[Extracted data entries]
• • • •
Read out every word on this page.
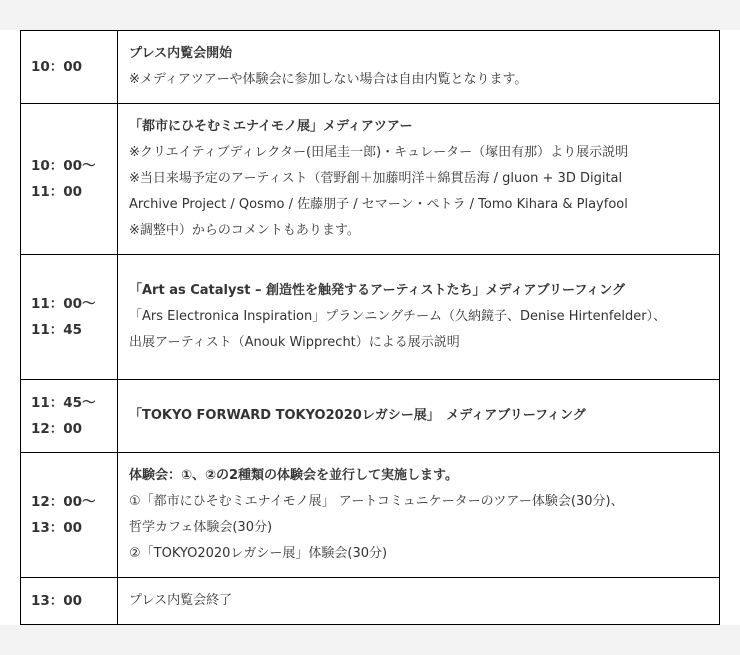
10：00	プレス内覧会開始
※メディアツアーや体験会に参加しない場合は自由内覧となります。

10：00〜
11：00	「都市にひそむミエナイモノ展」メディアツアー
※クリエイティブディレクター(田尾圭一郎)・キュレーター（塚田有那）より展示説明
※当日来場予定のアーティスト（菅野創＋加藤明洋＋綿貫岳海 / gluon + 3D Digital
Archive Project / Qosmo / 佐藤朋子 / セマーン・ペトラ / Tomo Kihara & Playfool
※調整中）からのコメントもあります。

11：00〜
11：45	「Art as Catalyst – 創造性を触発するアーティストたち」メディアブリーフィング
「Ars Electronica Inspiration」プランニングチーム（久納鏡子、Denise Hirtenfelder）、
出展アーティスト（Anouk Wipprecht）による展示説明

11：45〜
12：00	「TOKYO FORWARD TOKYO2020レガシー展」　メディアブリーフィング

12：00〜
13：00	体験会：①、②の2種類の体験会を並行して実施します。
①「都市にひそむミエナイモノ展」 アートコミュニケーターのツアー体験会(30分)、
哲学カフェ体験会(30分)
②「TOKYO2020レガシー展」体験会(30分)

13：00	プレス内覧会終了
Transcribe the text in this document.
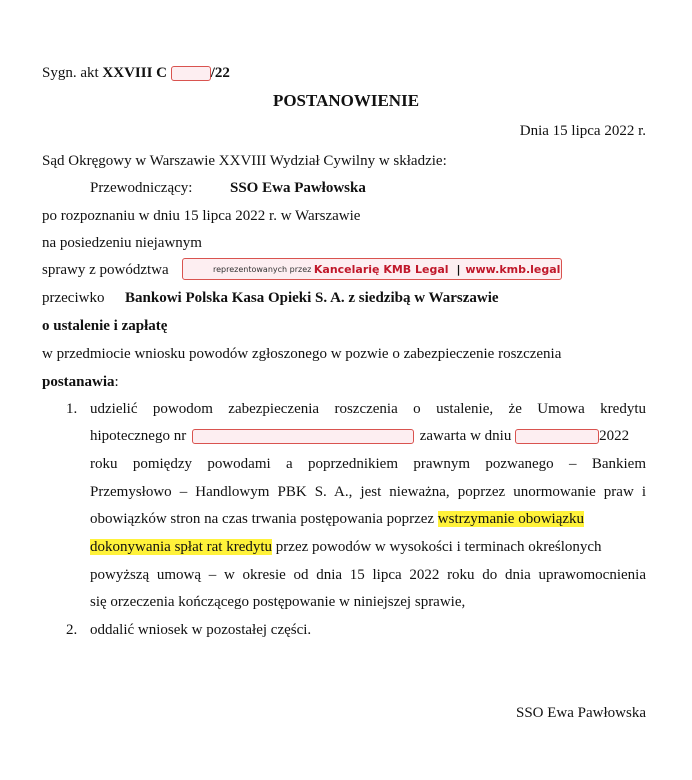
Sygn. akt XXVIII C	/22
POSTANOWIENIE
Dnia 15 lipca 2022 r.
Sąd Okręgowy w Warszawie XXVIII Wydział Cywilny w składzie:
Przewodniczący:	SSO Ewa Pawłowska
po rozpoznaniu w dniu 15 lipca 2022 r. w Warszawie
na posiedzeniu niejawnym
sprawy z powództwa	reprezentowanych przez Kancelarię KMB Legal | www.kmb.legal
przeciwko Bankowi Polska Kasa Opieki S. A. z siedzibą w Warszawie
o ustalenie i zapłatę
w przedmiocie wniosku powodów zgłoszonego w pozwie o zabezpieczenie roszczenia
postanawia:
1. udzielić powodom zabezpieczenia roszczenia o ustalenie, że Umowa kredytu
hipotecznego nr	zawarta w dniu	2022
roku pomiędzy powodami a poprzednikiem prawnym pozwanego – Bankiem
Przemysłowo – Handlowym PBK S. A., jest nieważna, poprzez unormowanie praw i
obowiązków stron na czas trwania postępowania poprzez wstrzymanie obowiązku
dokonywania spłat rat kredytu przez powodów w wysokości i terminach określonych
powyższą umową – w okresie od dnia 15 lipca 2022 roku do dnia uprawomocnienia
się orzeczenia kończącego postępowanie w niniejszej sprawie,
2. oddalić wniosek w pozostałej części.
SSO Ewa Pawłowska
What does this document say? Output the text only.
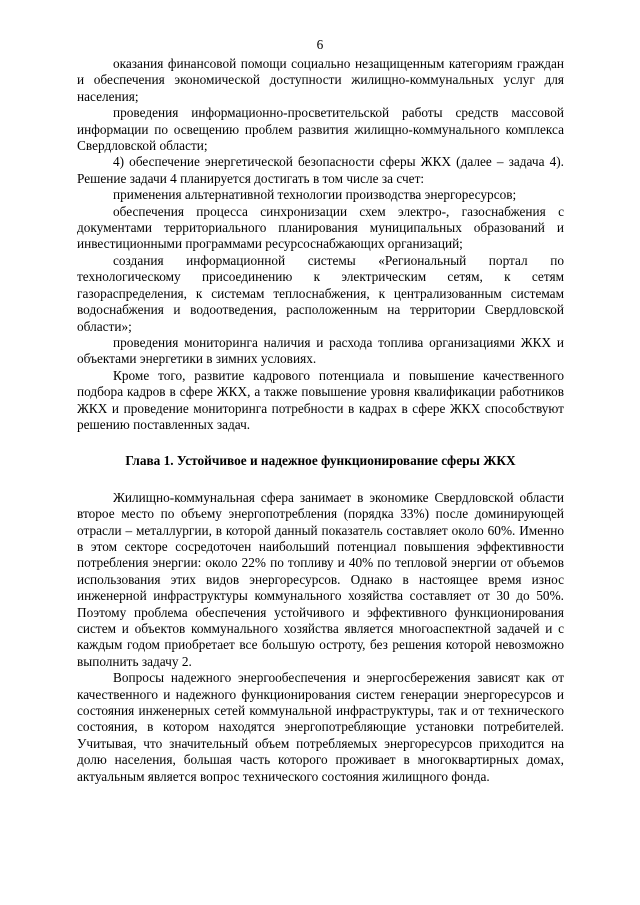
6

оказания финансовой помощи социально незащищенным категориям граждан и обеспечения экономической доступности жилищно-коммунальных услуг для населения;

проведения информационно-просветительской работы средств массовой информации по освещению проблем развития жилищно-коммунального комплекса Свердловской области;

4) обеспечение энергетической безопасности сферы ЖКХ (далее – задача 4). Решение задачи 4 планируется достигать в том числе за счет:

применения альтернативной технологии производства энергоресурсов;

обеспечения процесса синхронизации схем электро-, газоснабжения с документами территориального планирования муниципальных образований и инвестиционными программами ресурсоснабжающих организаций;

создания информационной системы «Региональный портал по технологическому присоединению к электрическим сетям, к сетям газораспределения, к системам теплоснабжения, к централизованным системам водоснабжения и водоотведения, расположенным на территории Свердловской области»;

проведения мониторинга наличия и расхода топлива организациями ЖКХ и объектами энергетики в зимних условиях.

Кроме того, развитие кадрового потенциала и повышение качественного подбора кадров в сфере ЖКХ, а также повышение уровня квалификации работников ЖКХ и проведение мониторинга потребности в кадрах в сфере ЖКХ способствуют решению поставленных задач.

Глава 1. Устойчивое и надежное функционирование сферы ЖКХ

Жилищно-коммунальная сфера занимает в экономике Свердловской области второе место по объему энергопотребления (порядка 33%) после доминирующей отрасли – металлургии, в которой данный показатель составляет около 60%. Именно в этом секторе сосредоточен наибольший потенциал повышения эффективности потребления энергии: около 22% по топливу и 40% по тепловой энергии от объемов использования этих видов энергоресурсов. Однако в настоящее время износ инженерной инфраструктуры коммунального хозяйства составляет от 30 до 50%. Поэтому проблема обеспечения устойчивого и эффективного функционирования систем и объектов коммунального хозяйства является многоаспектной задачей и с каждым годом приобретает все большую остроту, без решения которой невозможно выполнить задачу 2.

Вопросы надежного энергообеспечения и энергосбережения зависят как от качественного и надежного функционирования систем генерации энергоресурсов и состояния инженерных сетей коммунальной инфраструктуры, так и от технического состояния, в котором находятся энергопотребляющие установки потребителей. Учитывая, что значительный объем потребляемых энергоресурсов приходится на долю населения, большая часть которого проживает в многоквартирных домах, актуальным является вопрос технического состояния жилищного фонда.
• • • •
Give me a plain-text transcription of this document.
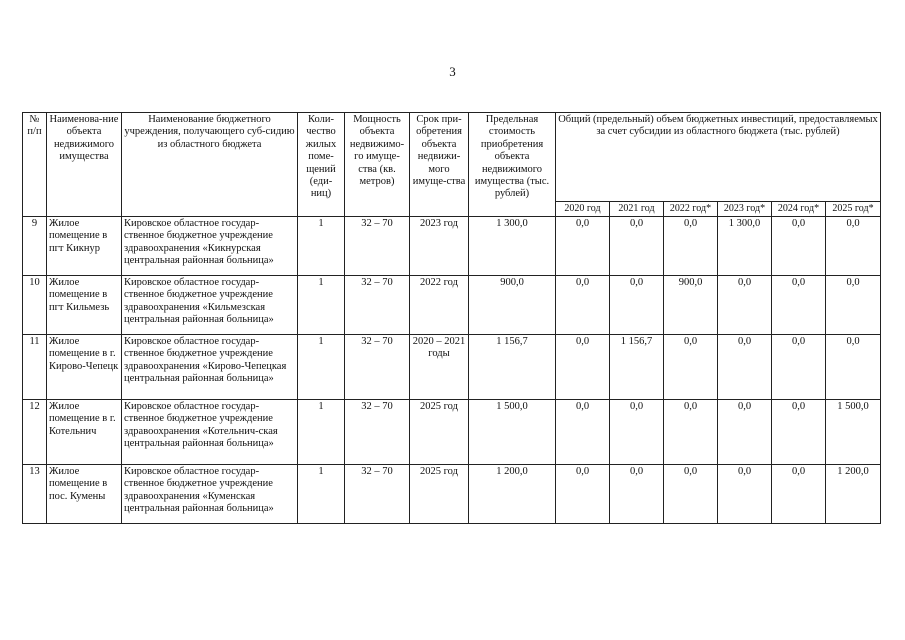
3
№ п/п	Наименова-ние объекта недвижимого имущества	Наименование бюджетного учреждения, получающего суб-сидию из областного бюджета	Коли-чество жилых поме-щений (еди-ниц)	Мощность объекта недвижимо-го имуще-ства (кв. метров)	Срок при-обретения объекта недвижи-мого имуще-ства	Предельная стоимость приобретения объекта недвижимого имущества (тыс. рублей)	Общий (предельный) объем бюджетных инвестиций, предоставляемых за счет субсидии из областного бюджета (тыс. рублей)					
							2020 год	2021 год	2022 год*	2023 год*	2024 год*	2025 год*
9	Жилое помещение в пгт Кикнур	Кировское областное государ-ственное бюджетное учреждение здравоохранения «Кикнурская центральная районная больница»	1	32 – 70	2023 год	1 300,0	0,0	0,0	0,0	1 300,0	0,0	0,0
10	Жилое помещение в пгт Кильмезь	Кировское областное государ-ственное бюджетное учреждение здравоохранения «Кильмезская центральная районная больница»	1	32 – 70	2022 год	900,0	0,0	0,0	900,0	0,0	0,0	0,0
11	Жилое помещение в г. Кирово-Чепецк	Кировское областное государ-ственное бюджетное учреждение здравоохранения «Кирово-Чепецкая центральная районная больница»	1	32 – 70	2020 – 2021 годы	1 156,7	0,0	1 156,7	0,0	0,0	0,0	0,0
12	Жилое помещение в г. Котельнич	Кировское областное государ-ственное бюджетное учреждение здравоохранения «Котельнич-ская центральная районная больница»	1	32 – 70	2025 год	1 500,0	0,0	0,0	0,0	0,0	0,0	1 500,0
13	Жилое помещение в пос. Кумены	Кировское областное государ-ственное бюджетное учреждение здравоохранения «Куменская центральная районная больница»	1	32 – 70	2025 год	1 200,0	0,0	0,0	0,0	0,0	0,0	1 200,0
• • • •
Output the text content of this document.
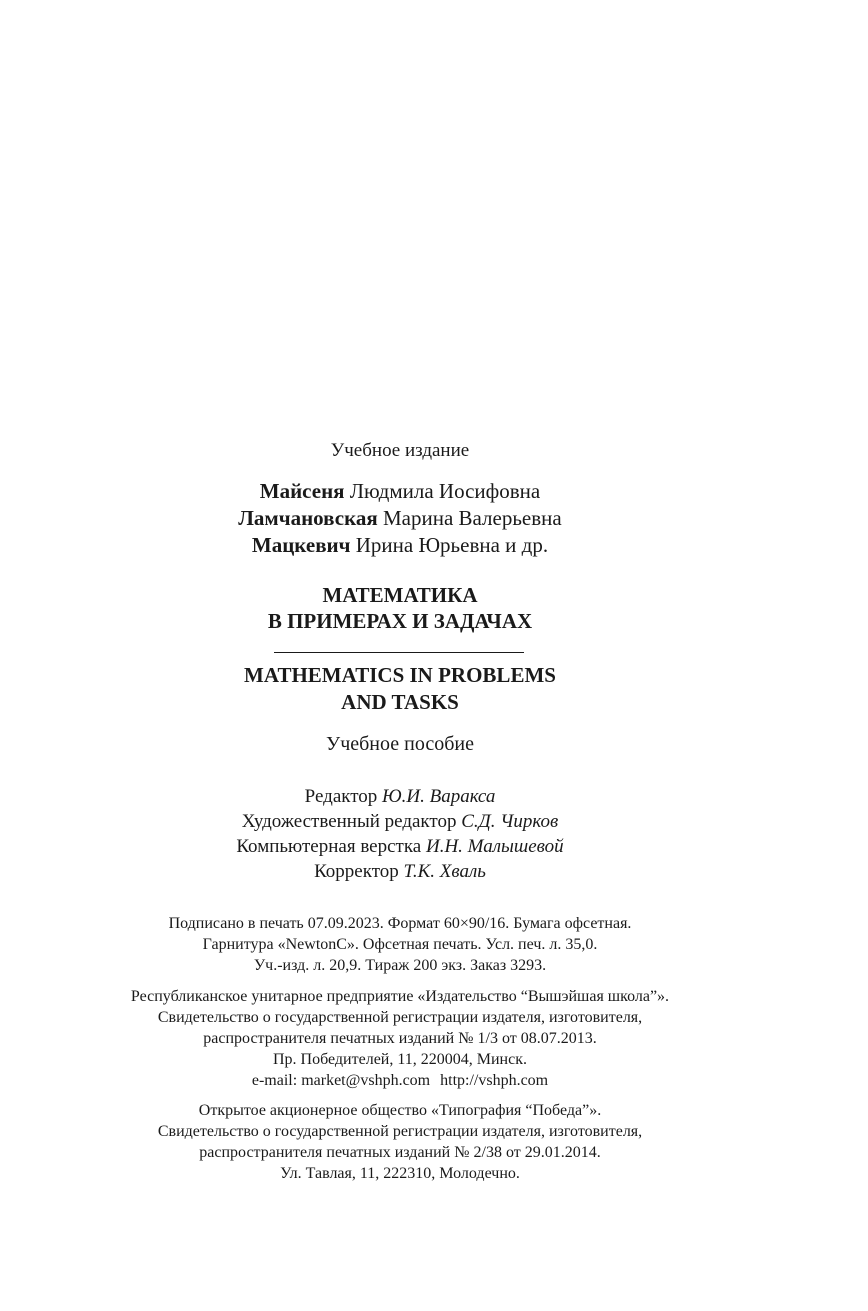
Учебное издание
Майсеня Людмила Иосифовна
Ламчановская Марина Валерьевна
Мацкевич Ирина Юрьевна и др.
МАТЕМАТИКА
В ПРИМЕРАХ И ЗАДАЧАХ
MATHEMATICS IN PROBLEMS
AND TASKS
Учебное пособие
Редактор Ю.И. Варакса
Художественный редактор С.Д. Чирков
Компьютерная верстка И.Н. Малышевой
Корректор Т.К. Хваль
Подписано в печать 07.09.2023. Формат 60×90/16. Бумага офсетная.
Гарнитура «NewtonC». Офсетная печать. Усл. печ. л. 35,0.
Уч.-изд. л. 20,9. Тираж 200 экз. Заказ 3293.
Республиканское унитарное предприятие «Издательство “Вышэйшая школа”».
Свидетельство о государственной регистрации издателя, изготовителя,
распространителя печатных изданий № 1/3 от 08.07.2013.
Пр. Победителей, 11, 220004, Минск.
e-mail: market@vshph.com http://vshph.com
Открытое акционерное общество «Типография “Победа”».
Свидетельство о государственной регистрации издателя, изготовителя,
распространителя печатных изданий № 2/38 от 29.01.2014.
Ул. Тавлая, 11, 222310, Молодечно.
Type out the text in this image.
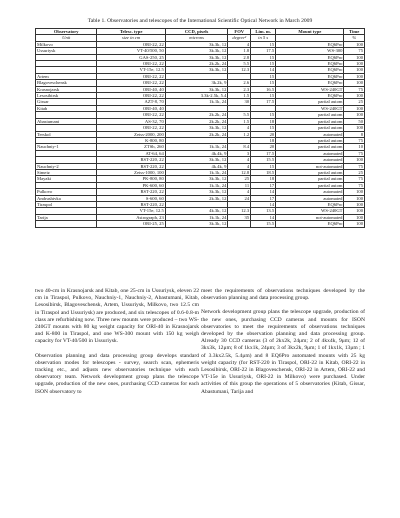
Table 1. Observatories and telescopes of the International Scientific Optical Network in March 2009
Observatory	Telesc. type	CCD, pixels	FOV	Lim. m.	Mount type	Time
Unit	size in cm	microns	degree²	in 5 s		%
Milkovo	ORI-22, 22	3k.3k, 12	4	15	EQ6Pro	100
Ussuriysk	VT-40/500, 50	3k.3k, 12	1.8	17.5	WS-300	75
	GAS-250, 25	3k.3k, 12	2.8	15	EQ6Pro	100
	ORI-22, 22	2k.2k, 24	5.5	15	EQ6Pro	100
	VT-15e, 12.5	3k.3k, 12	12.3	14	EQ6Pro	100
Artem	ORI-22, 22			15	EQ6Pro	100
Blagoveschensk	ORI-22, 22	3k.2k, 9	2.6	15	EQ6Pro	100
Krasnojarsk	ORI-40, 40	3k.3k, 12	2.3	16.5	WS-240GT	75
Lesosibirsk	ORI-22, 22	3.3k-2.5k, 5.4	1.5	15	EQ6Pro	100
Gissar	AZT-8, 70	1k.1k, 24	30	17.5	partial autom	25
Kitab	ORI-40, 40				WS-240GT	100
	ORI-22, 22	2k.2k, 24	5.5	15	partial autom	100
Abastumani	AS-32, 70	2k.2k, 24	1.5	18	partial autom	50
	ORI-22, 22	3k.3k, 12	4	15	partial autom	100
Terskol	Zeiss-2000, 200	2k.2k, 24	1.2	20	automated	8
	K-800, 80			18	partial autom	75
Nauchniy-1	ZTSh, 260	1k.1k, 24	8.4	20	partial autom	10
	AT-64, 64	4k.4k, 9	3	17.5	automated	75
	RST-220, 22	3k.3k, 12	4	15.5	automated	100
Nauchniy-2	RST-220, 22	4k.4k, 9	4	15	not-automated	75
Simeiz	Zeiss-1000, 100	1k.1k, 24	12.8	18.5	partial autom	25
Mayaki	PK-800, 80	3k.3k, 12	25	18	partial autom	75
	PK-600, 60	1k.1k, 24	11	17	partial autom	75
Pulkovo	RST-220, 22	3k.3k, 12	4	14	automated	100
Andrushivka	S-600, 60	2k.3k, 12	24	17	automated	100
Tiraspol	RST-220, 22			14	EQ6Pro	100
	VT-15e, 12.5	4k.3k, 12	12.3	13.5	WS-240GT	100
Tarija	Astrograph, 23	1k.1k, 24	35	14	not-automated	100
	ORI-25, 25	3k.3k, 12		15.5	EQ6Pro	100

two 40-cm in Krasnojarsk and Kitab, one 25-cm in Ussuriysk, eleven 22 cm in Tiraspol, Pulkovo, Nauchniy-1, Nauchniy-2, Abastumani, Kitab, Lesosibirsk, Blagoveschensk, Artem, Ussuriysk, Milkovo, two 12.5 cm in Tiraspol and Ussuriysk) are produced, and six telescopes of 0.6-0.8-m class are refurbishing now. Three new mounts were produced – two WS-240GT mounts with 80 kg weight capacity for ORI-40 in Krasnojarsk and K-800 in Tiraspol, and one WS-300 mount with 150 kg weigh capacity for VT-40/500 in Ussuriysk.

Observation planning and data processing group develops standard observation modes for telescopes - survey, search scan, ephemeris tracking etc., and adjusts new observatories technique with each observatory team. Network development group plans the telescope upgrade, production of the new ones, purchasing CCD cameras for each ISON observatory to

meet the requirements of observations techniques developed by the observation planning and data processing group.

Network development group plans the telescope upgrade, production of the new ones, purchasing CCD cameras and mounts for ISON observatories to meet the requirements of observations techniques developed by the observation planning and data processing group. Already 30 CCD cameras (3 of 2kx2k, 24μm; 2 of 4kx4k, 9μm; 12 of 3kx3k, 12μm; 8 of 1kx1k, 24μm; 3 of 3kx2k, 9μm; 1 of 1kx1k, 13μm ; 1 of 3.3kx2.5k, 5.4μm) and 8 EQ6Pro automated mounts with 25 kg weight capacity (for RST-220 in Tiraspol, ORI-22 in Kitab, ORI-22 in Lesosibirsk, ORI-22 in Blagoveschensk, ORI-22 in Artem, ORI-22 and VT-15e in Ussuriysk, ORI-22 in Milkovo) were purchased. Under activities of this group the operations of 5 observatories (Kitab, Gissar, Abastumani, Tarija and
• • • •
▶ [What you are asked to do]: Search the material above for "development". Pull out each line where it shows up.

▶ [Final answer]:
Observation planning and data processing group develops standard observation modes for telescopes - survey, search scan, ephemeris tracking etc., and adjusts new observatories technique with each observatory team. Network development group plans the telescope upgrade, production of the new ones, purchasing CCD cameras for each ISON observatory to
Network development group plans the telescope upgrade, production of the new ones, purchasing CCD cameras and mounts for ISON observatories to meet the requirements of observations techniques developed by the observation planning and data processing group. Already 30 CCD cameras (3 of 2kx2k, 24μm; 2 of 4kx4k, 9μm; 12 of 3kx3k, 12μm; 8 of 1kx1k, 24μm; 3 of 3kx2k, 9μm; 1 of 1kx1k, 13μm ; 1 of 3.3kx2.5k, 5.4μm) and 8 EQ6Pro automated mounts with 25 kg weight capacity (for RST-220 in Tiraspol, ORI-22 in Kitab, ORI-22 in Lesosibirsk, ORI-22 in Blagoveschensk, ORI-22 in Artem, ORI-22 and VT-15e in Ussuriysk, ORI-22 in Milkovo) were purchased. Under activities of this group the operations of 5 observatories (Kitab, Gissar, Abastumani, Tarija and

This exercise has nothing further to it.